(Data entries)

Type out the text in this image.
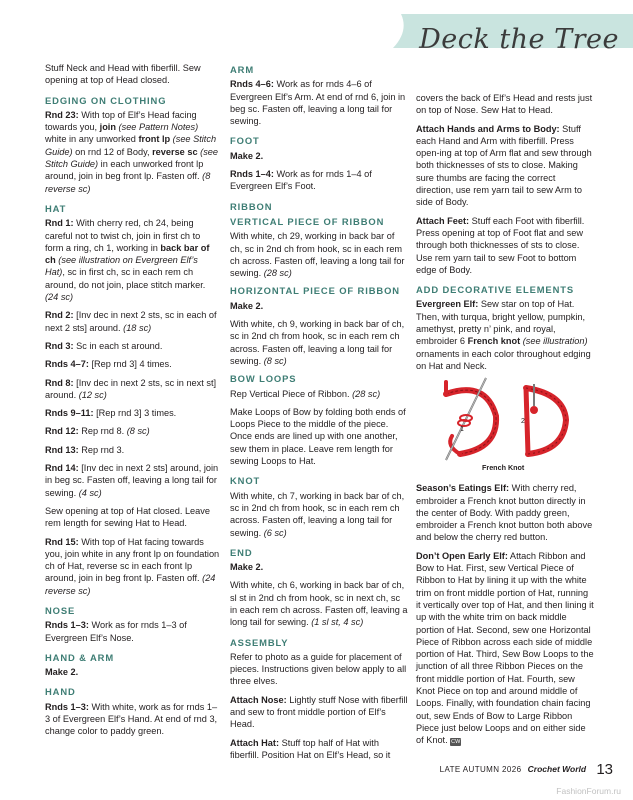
Deck the Tree
Stuff Neck and Head with fiberfill. Sew opening at top of Head closed.
EDGING ON CLOTHING
Rnd 23: With top of Elf’s Head facing towards you, join (see Pattern Notes) white in any unworked front lp (see Stitch Guide) on rnd 12 of Body, reverse sc (see Stitch Guide) in each unworked front lp around, join in beg front lp. Fasten off. (8 reverse sc)
HAT
Rnd 1: With cherry red, ch 24, being careful not to twist ch, join in first ch to form a ring, ch 1, working in back bar of ch (see illustration on Evergreen Elf’s Hat), sc in first ch, sc in each rem ch around, do not join, place stitch marker. (24 sc)
Rnd 2: [Inv dec in next 2 sts, sc in each of next 2 sts] around. (18 sc)
Rnd 3: Sc in each st around.
Rnds 4–7: [Rep rnd 3] 4 times.
Rnd 8: [Inv dec in next 2 sts, sc in next st] around. (12 sc)
Rnds 9–11: [Rep rnd 3] 3 times.
Rnd 12: Rep rnd 8. (8 sc)
Rnd 13: Rep rnd 3.
Rnd 14: [Inv dec in next 2 sts] around, join in beg sc. Fasten off, leaving a long tail for sewing. (4 sc)
Sew opening at top of Hat closed. Leave rem length for sewing Hat to Head.
Rnd 15: With top of Hat facing towards you, join white in any front lp on foundation ch of Hat, reverse sc in each front lp around, join in beg front lp. Fasten off. (24 reverse sc)
NOSE
Rnds 1–3: Work as for rnds 1–3 of Evergreen Elf’s Nose.
HAND & ARM
Make 2.
HAND
Rnds 1–3: With white, work as for rnds 1–3 of Evergreen Elf’s Hand. At end of rnd 3, change color to paddy green.
ARM
Rnds 4–6: Work as for rnds 4–6 of Evergreen Elf’s Arm. At end of rnd 6, join in beg sc. Fasten off, leaving a long tail for sewing.
FOOT
Make 2.
Rnds 1–4: Work as for rnds 1–4 of Evergreen Elf’s Foot.
RIBBON
VERTICAL PIECE OF RIBBON
With white, ch 29, working in back bar of ch, sc in 2nd ch from hook, sc in each rem ch across. Fasten off, leaving a long tail for sewing. (28 sc)
HORIZONTAL PIECE OF RIBBON
Make 2.
With white, ch 9, working in back bar of ch, sc in 2nd ch from hook, sc in each rem ch across. Fasten off, leaving a long tail for sewing. (8 sc)
BOW LOOPS
Rep Vertical Piece of Ribbon. (28 sc)
Make Loops of Bow by folding both ends of Loops Piece to the middle of the piece. Once ends are lined up with one another, sew them in place. Leave rem length for sewing Loops to Hat.
KNOT
With white, ch 7, working in back bar of ch, sc in 2nd ch from hook, sc in each rem ch across. Fasten off, leaving a long tail for sewing. (6 sc)
END
Make 2.
With white, ch 6, working in back bar of ch, sl st in 2nd ch from hook, sc in next ch, sc in each rem ch across. Fasten off, leaving a long tail for sewing. (1 sl st, 4 sc)
ASSEMBLY
Refer to photo as a guide for placement of pieces. Instructions given below apply to all three elves.
Attach Nose: Lightly stuff Nose with fiberfill and sew to front middle portion of Elf’s Head.
Attach Hat: Stuff top half of Hat with fiberfill. Position Hat on Elf’s Head, so it
covers the back of Elf’s Head and rests just on top of Nose. Sew Hat to Head.
Attach Hands and Arms to Body: Stuff each Hand and Arm with fiberfill. Press open-ing at top of Arm flat and sew through both thicknesses of sts to close. Making sure thumbs are facing the correct direction, use rem yarn tail to sew Arm to side of Body.
Attach Feet: Stuff each Foot with fiberfill. Press opening at top of Foot flat and sew through both thicknesses of sts to close. Use rem yarn tail to sew Foot to bottom edge of Body.
ADD DECORATIVE ELEMENTS
Evergreen Elf: Sew star on top of Hat. Then, with turqua, bright yellow, pumpkin, amethyst, pretty n’ pink, and royal, embroider 6 French knot (see illustration) ornaments in each color throughout edging on Hat and Neck.
1
2
French Knot
Season’s Eatings Elf: With cherry red, embroider a French knot button directly in the center of Body. With paddy green, embroider a French knot button both above and below the cherry red button.
Don’t Open Early Elf: Attach Ribbon and Bow to Hat. First, sew Vertical Piece of Ribbon to Hat by lining it up with the white trim on front middle portion of Hat, running it vertically over top of Hat, and then lining it up with the white trim on back middle portion of Hat. Second, sew one Horizontal Piece of Ribbon across each side of middle portion of Hat. Third, Sew Bow Loops to the junction of all three Ribbon Pieces on the front middle portion of Hat. Fourth, sew Knot Piece on top and around middle of Loops. Finally, with foundation chain facing out, sew Ends of Bow to Large Ribbon Piece just below Loops and on either side of Knot. CW
LATE AUTUMN 2026 Crochet World 13
FashionForum.ru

▸ The request: Copy out every line of the data that includes "Head".

▸ Answer to this exercise:
Stuff Neck and Head with fiberfill. Sew opening at top of Head closed.
Rnd 23: With top of Elf’s Head facing towards you, join (see Pattern Notes) white in any unworked front lp (see Stitch Guide) on rnd 12 of Body, reverse sc (see Stitch Guide) in each unworked front lp around, join in beg front lp. Fasten off. (8 reverse sc)
Sew opening at top of Hat closed. Leave rem length for sewing Hat to Head.
Attach Nose: Lightly stuff Nose with fiberfill and sew to front middle portion of Elf’s Head.
Attach Hat: Stuff top half of Hat with fiberfill. Position Hat on Elf’s Head, so it
covers the back of Elf’s Head and rests just on top of Nose. Sew Hat to Head.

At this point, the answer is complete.